**Exercise instructions**
Within the data beneath, some lines may hold the word "nucleic". Give the number of those lines and nothing else.

::::

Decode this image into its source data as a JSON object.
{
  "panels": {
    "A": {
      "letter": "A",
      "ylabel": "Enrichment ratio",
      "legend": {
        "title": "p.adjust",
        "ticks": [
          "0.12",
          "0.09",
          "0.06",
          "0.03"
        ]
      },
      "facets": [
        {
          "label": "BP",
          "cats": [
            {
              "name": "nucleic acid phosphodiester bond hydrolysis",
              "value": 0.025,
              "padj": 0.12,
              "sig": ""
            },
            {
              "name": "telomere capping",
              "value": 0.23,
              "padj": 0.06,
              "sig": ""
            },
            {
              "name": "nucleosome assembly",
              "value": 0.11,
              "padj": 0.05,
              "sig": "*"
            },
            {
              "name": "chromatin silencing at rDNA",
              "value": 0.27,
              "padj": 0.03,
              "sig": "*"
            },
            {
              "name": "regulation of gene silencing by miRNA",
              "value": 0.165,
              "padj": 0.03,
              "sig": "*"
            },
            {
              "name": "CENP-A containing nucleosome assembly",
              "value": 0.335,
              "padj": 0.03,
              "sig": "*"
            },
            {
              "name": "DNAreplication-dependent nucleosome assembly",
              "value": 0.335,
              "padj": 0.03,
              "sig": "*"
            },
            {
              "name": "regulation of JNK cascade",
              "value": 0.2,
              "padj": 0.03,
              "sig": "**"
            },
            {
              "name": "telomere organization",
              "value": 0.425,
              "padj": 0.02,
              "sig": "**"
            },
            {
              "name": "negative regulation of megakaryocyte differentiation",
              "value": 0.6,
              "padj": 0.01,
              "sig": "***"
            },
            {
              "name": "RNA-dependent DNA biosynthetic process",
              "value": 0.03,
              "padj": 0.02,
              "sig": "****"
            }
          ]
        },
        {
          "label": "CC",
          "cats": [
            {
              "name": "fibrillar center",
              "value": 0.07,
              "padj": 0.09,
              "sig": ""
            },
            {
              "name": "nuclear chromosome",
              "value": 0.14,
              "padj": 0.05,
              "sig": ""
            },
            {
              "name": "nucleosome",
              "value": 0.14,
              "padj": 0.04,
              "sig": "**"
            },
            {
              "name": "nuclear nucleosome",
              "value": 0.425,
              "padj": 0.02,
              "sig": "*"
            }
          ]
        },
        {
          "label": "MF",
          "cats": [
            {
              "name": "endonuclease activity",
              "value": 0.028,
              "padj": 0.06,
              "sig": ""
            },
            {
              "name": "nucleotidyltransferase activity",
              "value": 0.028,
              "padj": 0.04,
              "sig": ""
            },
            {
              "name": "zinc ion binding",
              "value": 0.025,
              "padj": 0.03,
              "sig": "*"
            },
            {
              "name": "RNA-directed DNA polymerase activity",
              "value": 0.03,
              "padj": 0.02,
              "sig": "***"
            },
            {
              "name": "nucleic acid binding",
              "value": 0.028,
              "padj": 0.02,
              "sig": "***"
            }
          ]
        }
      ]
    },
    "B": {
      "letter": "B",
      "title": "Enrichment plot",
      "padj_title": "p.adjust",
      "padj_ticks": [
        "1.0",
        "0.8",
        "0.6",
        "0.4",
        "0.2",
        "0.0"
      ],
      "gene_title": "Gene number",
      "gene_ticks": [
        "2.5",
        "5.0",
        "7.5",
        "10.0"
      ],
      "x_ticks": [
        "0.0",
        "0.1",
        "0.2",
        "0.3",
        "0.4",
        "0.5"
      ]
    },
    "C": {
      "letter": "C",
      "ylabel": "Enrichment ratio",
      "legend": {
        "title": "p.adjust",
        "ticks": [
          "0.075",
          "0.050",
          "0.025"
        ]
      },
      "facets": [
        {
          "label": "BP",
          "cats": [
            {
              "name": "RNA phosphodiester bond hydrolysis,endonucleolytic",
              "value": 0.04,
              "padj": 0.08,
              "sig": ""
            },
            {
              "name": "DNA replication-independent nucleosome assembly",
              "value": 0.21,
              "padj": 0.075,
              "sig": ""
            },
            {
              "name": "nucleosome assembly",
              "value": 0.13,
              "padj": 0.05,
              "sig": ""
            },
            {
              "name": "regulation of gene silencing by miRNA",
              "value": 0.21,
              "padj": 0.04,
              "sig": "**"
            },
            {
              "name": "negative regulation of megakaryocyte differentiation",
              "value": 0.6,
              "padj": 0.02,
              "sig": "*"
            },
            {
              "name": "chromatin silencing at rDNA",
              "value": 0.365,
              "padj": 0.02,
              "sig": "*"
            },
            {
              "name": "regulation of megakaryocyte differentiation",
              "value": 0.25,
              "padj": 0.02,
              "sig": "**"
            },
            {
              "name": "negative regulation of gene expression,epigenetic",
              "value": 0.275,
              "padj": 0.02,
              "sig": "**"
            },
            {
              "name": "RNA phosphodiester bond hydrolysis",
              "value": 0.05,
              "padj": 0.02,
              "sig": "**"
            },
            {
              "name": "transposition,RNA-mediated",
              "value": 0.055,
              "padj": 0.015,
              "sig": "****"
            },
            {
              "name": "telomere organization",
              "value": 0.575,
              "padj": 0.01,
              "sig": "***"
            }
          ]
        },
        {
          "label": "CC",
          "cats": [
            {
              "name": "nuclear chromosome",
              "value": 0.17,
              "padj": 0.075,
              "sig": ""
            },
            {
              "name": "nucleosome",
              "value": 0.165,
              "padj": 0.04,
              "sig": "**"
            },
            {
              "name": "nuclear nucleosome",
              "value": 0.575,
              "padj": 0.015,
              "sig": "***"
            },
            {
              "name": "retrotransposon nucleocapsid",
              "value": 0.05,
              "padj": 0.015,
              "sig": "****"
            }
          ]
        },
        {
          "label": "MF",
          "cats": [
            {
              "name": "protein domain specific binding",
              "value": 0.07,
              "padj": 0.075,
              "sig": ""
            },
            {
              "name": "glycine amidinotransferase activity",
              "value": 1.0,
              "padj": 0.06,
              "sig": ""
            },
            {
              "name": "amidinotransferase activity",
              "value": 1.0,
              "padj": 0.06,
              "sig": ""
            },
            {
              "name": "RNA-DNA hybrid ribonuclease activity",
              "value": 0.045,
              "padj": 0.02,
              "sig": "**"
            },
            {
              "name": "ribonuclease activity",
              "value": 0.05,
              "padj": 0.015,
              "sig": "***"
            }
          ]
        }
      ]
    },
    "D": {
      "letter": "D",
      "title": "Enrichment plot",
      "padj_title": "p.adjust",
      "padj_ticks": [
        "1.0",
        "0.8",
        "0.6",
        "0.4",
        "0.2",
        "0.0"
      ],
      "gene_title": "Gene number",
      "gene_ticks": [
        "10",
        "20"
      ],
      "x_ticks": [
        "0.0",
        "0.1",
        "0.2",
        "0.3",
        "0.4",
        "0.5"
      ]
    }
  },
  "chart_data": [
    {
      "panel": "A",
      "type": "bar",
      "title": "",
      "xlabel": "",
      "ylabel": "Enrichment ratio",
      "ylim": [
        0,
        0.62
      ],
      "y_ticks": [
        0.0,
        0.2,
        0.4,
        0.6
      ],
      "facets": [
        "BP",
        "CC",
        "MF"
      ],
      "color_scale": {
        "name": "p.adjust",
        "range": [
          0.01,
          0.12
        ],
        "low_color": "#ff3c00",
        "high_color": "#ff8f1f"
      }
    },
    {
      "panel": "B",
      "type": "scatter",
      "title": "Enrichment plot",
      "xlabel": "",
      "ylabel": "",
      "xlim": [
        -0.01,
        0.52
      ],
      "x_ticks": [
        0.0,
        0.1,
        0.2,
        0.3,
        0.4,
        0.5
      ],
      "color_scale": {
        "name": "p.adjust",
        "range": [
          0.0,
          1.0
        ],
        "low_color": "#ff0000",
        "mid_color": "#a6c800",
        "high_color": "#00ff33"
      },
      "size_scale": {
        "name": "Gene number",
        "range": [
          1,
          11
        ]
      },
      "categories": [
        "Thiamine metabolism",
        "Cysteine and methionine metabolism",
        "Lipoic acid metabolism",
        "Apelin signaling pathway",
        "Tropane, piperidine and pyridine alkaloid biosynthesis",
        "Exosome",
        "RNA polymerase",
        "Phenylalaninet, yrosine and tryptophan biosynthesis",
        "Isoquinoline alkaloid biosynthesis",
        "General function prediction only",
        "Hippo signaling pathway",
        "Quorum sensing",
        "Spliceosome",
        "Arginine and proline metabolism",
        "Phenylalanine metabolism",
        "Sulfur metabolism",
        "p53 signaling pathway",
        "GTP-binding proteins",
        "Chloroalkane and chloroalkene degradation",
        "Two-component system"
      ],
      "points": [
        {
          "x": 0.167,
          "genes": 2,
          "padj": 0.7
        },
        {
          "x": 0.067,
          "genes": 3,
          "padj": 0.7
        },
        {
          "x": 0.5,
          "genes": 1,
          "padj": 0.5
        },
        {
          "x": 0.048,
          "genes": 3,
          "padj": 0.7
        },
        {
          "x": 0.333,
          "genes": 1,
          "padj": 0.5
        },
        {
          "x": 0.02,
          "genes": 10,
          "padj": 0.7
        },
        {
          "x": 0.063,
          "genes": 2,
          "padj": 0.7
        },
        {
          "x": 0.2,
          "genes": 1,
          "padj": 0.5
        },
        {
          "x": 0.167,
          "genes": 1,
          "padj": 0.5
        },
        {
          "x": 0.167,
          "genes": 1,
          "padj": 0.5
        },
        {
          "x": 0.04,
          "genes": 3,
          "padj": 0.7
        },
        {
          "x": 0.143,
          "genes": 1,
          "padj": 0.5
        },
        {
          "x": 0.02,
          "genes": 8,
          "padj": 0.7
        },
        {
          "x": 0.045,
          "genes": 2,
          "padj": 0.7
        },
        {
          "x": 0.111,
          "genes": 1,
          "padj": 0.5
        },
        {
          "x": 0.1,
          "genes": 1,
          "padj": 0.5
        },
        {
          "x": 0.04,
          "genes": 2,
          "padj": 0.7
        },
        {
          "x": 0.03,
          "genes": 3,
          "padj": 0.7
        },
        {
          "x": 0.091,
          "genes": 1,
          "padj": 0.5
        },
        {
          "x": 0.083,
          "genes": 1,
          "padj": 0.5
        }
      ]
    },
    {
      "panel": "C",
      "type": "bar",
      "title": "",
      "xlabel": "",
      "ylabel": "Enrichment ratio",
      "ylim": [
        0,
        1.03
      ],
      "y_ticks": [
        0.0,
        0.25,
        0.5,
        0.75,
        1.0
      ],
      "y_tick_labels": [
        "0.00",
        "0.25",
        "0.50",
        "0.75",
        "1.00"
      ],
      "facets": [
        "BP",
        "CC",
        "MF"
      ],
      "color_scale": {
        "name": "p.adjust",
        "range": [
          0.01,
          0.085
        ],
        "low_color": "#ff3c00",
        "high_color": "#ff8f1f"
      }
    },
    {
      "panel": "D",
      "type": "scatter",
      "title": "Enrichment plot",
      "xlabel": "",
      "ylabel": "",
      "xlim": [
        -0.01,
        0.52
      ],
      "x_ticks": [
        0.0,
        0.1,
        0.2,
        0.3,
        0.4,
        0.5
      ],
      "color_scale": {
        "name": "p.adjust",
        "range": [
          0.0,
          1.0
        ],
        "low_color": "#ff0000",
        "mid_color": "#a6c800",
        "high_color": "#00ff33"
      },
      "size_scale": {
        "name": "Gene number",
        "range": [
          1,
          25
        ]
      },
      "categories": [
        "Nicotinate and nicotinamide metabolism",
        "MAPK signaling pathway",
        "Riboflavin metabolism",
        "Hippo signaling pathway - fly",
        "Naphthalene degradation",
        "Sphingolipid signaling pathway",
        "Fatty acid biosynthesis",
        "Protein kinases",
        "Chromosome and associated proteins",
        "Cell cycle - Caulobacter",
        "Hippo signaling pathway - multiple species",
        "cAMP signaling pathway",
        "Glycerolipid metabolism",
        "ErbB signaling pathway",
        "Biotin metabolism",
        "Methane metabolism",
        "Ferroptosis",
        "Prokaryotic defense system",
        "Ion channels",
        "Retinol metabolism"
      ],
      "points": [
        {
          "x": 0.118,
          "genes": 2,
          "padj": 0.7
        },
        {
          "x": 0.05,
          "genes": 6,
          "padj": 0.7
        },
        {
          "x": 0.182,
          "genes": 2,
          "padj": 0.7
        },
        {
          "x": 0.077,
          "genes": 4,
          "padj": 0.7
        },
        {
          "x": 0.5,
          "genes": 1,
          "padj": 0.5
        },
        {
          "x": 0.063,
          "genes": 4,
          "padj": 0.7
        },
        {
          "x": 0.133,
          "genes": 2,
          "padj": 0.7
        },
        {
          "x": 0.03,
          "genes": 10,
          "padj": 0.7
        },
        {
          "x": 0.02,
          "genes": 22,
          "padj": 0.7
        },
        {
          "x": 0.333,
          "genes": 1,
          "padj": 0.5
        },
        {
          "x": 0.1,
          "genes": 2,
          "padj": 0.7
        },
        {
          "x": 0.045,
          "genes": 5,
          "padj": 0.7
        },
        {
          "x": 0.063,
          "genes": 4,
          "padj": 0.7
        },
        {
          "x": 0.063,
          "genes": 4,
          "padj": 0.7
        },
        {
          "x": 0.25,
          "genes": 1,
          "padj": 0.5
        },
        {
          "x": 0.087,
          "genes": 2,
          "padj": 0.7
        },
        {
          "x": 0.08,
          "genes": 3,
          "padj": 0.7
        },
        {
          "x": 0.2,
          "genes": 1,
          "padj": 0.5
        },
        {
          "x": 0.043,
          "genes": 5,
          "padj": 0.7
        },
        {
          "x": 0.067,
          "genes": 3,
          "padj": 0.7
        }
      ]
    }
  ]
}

::::

**Exercise response**
2